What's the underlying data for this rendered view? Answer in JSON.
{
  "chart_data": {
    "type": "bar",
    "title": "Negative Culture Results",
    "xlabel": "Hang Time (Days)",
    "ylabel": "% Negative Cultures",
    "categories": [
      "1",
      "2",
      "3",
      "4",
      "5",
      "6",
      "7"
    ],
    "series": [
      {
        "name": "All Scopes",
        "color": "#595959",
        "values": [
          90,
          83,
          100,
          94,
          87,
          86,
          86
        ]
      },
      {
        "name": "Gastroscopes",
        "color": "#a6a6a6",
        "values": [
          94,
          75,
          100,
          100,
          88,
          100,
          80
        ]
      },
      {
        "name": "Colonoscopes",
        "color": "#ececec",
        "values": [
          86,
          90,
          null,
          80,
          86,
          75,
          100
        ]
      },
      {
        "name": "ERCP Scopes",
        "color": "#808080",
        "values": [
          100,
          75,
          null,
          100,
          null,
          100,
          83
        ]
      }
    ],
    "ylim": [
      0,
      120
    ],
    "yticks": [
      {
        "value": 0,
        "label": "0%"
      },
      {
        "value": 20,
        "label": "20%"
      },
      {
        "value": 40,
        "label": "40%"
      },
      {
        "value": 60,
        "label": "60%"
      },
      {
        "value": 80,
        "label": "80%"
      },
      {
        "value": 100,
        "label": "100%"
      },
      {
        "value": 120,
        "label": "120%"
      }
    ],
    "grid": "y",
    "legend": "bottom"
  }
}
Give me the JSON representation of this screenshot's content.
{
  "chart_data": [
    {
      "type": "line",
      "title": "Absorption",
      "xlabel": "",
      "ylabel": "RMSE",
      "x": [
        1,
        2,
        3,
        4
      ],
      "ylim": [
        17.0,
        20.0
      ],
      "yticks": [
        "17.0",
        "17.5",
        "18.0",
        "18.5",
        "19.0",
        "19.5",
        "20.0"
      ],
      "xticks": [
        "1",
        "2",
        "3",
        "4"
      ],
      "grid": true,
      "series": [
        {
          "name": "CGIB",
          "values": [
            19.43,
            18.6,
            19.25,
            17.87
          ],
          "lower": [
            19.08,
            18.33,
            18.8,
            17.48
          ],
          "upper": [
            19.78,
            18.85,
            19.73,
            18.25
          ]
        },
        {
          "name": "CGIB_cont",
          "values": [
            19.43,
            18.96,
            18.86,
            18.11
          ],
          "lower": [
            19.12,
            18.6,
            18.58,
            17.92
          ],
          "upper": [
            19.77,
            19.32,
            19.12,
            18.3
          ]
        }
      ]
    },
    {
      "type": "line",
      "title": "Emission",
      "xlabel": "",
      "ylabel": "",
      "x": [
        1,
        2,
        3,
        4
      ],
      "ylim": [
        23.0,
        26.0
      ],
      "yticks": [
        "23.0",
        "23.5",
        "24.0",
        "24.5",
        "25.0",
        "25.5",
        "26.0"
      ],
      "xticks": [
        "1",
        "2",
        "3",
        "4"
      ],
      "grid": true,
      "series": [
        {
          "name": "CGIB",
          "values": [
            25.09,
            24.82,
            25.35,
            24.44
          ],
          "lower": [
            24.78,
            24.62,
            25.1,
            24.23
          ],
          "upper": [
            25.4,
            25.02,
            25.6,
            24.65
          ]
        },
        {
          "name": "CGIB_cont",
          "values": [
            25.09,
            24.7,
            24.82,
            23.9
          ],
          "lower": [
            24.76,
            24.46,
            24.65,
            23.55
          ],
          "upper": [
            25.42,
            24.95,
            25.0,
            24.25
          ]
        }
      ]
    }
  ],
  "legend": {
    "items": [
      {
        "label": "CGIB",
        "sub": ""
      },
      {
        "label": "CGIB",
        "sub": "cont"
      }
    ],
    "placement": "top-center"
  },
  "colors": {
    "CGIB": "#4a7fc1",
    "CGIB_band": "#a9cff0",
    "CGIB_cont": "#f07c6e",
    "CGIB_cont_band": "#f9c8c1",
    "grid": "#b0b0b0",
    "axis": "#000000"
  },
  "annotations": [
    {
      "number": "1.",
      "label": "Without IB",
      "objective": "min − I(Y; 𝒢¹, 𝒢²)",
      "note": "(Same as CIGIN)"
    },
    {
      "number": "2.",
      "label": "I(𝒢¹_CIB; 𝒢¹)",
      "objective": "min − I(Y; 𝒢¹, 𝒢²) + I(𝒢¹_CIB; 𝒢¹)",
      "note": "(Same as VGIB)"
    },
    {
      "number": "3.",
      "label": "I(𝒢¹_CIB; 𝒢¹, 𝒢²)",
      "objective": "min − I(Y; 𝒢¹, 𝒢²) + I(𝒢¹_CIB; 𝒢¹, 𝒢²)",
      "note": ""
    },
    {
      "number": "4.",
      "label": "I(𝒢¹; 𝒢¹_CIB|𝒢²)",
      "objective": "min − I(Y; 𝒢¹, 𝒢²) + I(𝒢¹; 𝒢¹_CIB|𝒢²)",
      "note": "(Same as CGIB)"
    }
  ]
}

Task: State the count of lines holding the string "JSON" in the listing above, and nothing else.

Written answer: 2